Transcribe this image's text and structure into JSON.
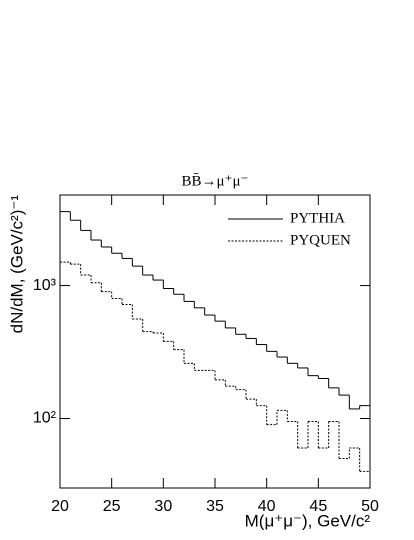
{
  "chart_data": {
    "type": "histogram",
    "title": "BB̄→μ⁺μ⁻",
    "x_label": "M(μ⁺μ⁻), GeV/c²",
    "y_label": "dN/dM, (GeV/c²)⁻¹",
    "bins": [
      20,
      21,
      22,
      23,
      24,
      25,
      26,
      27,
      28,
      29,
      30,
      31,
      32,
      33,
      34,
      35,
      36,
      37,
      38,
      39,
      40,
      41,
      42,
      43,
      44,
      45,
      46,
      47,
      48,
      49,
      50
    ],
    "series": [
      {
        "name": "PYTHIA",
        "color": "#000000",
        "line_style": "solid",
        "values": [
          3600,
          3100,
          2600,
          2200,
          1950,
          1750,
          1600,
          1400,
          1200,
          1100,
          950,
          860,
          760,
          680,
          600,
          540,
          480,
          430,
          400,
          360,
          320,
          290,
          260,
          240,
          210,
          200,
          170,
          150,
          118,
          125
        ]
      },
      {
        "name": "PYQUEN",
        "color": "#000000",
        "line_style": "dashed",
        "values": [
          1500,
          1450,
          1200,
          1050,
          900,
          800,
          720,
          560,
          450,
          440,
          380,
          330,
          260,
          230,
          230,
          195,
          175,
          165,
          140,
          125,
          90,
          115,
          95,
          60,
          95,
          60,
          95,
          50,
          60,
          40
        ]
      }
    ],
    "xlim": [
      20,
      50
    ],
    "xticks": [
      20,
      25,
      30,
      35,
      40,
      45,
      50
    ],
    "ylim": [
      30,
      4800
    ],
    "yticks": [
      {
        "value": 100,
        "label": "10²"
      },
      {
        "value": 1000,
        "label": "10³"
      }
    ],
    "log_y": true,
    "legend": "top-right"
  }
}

------------

Exercise aim :: Restate the full listing verbatim and drop every picture.

Output for this task ::
Transcribe this image's text and structure into JSON.
{
  "chart_data": {
    "type": "histogram",
    "title": "BB̄→μ⁺μ⁻",
    "x_label": "M(μ⁺μ⁻), GeV/c²",
    "y_label": "dN/dM, (GeV/c²)⁻¹",
    "bins": [
      20,
      21,
      22,
      23,
      24,
      25,
      26,
      27,
      28,
      29,
      30,
      31,
      32,
      33,
      34,
      35,
      36,
      37,
      38,
      39,
      40,
      41,
      42,
      43,
      44,
      45,
      46,
      47,
      48,
      49,
      50
    ],
    "series": [
      {
        "name": "PYTHIA",
        "color": "#000000",
        "line_style": "solid",
        "values": [
          3600,
          3100,
          2600,
          2200,
          1950,
          1750,
          1600,
          1400,
          1200,
          1100,
          950,
          860,
          760,
          680,
          600,
          540,
          480,
          430,
          400,
          360,
          320,
          290,
          260,
          240,
          210,
          200,
          170,
          150,
          118,
          125
        ]
      },
      {
        "name": "PYQUEN",
        "color": "#000000",
        "line_style": "dashed",
        "values": [
          1500,
          1450,
          1200,
          1050,
          900,
          800,
          720,
          560,
          450,
          440,
          380,
          330,
          260,
          230,
          230,
          195,
          175,
          165,
          140,
          125,
          90,
          115,
          95,
          60,
          95,
          60,
          95,
          50,
          60,
          40
        ]
      }
    ],
    "xlim": [
      20,
      50
    ],
    "xticks": [
      20,
      25,
      30,
      35,
      40,
      45,
      50
    ],
    "ylim": [
      30,
      4800
    ],
    "yticks": [
      {
        "value": 100,
        "label": "10²"
      },
      {
        "value": 1000,
        "label": "10³"
      }
    ],
    "log_y": true,
    "legend": "top-right"
  }
}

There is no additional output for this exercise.